— start DATA SECTION —
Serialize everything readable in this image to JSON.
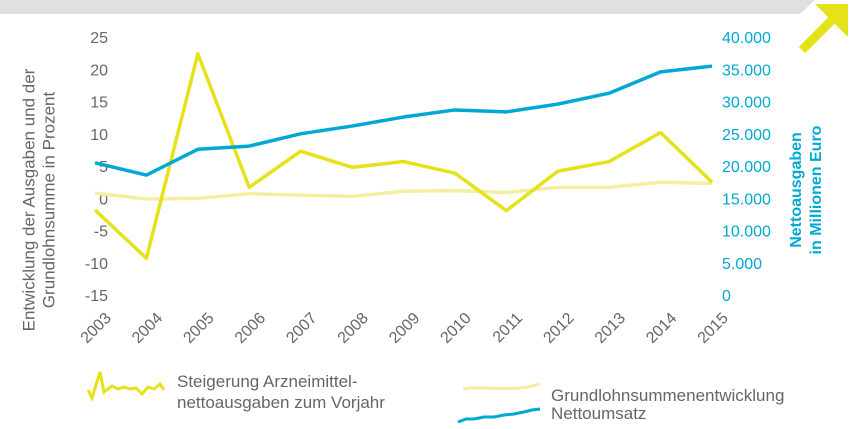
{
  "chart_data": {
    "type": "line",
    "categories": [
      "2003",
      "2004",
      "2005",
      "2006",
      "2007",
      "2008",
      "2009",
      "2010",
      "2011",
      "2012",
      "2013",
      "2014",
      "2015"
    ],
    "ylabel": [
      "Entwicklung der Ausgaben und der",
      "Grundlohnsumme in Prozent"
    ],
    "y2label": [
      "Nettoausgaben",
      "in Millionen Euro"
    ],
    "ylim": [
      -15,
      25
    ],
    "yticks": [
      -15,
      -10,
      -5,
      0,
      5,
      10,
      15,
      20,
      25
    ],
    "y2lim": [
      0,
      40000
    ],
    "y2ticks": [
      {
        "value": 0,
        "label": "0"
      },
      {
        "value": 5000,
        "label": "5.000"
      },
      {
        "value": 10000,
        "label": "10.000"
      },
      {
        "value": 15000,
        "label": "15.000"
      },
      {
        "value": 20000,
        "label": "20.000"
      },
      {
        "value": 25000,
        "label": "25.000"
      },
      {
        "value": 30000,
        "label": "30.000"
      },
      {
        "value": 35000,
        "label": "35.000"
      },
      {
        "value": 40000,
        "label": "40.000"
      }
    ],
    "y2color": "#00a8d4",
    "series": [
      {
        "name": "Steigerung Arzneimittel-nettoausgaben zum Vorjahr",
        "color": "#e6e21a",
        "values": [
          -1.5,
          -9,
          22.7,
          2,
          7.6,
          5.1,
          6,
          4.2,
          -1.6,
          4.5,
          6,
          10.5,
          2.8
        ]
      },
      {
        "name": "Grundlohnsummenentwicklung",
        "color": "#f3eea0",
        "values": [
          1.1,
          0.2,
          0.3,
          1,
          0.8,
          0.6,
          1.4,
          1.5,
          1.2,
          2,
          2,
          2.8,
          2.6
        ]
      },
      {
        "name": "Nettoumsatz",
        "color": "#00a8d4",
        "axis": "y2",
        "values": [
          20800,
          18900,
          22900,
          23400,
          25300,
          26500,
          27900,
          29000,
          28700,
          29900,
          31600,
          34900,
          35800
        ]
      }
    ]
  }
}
— end DATA SECTION —
WHAT IS ASKED - Using the listing above, pick out each line that contains the word "name", then copy it.

ANSWER -
        "name": "Steigerung Arzneimittel-nettoausgaben zum Vorjahr",
        "name": "Grundlohnsummenentwicklung",
        "name": "Nettoumsatz",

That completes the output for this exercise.